What you will do: The records below are split into lines. How many of those lines contain the string "scroll"? Reply with the number only.

Stored records:
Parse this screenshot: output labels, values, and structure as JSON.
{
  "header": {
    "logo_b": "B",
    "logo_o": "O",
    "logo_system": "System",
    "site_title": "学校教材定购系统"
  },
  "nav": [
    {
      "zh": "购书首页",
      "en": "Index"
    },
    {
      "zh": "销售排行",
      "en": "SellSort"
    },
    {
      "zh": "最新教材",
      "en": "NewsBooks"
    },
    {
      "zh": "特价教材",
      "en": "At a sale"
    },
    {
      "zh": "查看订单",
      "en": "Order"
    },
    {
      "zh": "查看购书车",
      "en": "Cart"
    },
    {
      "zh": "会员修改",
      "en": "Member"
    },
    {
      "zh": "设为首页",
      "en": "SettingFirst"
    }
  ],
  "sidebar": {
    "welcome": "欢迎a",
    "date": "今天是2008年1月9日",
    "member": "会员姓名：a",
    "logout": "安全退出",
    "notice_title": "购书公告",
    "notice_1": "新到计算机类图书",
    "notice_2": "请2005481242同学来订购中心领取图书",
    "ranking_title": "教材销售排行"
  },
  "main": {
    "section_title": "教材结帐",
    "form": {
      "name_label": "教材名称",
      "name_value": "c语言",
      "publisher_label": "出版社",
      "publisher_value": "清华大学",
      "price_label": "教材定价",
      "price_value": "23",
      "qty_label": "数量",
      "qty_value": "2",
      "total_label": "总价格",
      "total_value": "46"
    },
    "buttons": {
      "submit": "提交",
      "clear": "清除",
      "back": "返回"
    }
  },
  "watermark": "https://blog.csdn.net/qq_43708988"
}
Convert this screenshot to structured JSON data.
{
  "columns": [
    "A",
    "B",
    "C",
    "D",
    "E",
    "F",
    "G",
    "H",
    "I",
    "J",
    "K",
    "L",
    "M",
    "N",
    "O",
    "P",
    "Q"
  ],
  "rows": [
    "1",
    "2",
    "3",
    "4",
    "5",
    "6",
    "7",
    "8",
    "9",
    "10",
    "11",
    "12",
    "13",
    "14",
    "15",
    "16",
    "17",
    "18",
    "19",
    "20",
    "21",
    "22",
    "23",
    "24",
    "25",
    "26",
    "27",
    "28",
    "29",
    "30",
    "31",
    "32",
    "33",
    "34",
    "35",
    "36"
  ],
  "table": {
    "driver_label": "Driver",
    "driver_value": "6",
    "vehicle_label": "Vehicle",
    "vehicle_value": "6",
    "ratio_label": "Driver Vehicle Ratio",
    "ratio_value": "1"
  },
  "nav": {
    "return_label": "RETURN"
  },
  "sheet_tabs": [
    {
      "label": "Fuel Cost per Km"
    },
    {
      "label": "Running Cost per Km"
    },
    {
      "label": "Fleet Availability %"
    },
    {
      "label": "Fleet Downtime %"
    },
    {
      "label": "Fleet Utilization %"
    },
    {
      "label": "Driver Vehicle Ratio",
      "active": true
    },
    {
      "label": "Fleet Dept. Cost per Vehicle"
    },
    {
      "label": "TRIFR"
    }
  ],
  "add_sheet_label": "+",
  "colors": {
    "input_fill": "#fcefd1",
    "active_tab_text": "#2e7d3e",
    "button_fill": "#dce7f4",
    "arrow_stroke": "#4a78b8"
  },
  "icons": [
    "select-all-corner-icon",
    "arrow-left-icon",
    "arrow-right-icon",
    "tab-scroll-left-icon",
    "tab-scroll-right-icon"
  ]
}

Exercise output: 2